▶ [課題 A]: 民泊コラムの一文「海外からの旅行客の増加により、首都圏等では宿泊施設の不足解消が大きな課題となっています。」を英語に訳してください。
▶ [課題 B]: 民泊コラムのうち、「国家戦略特区民泊の概要」で始まり「宿泊施設が求められています。」まで続く部分を、そのまま書き写してください。

▶ [文書本文]:
============================================================

暮らしのコラム

2016/8/17

民泊を知る(3)北九州市の民泊事情

内閣府は宿泊日数が「2泊以上」と、「特区民泊」の最低宿泊日数の短縮に向けた検討を始めています。
これは、通常「6泊7日以上滞在」とされている現在の日数要件を、短期滞在者向けにも解禁するため。
日数要件が緩和されることになれば、「特区民泊」を行う上での最大のネックが解消されることになります。
 

国家戦略特区民泊の概要

宿泊施設を営業するためには、旅館業法の基準に適合することが必要です。
しかし、国家戦略特区の特例である「滞在施設の旅館業法の適用除外(以下、特区民泊)」を活用することで、滞在に必要な宿泊施設を提供する事業実施者が、市長の認定を受ければ旅館業法を適用されず、「特区民泊」の基準を満たすことで宿泊施設としての貸し出しが可能となります。
 

北九州市では

海外からの旅行客の増加により、首都圏等では宿泊施設の不足解消が大きな課題となっています。
北九州市においては、慢性的な宿泊施設不足という状況にはありませんが、バックパッカーなど個人で訪れる外国人観光客も増えており、多様なニーズに対応した宿泊施設が求められています。
特に福岡・北九州はアジアからの観光客に人気が高いため、インバウンド需要の取り込みに繋がるのではと言われています。

============================================================

[文書レイアウト検出データ]
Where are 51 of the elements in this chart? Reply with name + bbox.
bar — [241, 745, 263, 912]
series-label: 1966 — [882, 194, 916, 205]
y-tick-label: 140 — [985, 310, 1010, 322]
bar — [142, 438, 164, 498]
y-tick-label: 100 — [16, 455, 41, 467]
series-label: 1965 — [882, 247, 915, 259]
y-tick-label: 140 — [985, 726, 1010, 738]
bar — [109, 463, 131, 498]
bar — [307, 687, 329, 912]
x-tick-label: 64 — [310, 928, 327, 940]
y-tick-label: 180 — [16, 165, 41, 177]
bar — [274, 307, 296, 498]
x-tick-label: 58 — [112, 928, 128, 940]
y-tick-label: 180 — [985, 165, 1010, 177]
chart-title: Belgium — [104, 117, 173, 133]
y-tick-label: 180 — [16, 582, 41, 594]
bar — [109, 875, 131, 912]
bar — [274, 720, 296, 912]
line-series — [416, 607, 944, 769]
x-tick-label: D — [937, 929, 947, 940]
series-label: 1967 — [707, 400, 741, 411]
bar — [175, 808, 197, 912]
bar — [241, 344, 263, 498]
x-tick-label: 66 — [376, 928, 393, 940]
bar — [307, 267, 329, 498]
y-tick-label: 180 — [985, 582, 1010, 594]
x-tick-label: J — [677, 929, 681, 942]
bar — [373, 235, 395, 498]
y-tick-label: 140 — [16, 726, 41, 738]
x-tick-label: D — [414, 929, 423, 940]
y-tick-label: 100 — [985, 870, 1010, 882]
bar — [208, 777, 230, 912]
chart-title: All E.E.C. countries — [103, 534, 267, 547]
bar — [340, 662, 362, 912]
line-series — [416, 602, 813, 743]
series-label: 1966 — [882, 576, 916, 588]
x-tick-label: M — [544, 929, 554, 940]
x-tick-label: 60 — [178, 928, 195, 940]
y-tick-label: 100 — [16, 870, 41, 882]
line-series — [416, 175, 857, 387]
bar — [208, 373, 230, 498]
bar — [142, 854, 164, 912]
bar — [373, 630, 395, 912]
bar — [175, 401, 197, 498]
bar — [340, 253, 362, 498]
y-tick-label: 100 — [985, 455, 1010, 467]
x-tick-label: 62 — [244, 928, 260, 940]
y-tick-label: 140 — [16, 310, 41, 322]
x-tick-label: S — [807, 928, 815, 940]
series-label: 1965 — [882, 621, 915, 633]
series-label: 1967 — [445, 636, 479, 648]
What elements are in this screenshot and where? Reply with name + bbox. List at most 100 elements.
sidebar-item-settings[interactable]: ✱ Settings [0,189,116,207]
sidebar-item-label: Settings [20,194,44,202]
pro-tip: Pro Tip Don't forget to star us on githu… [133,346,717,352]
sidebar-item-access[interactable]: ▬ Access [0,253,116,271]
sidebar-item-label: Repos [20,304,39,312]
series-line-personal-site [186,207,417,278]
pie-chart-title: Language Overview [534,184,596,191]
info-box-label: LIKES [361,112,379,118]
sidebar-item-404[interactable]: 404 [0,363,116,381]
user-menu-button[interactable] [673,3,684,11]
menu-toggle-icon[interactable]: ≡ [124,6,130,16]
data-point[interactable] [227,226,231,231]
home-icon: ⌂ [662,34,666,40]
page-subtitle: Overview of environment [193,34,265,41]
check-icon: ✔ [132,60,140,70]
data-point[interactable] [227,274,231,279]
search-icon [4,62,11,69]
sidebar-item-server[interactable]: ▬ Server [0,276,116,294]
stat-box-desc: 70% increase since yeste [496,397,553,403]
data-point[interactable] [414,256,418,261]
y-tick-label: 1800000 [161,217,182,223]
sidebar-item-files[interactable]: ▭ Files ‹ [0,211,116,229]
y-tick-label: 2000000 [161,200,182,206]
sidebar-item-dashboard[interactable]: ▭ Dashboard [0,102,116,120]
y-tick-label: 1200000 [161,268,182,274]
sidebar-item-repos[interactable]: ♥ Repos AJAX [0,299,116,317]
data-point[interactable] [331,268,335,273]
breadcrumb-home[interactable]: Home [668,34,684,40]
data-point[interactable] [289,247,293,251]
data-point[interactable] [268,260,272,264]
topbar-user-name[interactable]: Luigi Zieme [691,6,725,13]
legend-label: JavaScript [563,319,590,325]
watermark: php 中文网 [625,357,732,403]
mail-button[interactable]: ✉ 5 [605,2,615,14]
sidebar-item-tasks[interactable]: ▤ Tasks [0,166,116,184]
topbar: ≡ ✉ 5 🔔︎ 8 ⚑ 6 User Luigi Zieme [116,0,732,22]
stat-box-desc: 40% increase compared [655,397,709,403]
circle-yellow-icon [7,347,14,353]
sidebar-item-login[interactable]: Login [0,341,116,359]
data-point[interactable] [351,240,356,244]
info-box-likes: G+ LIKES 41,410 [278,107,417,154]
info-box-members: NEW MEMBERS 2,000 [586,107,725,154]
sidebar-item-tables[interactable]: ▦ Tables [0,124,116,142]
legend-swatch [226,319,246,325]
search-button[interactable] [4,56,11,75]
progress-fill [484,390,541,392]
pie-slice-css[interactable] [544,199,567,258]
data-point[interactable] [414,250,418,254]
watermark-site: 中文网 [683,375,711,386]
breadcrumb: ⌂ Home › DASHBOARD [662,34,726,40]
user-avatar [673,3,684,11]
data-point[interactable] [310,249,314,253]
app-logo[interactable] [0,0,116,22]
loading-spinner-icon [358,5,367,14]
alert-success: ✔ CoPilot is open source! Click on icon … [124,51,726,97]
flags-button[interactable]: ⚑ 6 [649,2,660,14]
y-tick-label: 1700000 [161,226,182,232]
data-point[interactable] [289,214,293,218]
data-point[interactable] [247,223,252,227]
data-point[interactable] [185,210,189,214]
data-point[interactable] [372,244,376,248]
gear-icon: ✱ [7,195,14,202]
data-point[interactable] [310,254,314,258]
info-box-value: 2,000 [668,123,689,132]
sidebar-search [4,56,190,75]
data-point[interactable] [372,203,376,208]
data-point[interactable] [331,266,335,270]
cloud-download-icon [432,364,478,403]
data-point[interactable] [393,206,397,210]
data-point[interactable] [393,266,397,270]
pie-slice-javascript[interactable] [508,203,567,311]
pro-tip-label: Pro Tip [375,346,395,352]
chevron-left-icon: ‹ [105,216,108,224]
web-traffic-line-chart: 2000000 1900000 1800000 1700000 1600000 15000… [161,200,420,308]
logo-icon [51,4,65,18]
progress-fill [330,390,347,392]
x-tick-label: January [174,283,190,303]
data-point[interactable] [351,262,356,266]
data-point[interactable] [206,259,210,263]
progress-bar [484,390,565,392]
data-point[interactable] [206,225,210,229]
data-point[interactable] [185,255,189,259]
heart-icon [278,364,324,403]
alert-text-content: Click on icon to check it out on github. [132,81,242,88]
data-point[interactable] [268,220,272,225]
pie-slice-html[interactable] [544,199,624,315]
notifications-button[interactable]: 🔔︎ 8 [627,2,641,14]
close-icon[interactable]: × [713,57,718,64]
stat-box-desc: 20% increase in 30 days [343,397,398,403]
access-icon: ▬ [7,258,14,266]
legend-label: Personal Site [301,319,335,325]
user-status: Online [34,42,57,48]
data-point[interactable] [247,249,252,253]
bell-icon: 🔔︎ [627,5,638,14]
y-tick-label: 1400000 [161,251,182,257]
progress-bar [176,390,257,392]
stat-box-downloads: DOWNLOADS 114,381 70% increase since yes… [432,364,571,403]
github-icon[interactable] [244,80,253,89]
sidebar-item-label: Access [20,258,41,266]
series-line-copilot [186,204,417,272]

============================================================

▶ [課題の結果 A]: Due to the increase in travelers from overseas, resolving the shortage of accommodation facilities has become a major issue in the Tokyo metropolitan area and elsewhere.

▶ [課題の結果 B]:
国家戦略特区民泊の概要

宿泊施設を営業するためには、旅館業法の基準に適合することが必要です。
しかし、国家戦略特区の特例である「滞在施設の旅館業法の適用除外(以下、特区民泊)」を活用することで、滞在に必要な宿泊施設を提供する事業実施者が、市長の認定を受ければ旅館業法を適用されず、「特区民泊」の基準を満たすことで宿泊施設としての貸し出しが可能となります。
 

北九州市では

海外からの旅行客の増加により、首都圏等では宿泊施設の不足解消が大きな課題となっています。
北九州市においては、慢性的な宿泊施設不足という状況にはありませんが、バックパッカーなど個人で訪れる外国人観光客も増えており、多様なニーズに対応した宿泊施設が求められています。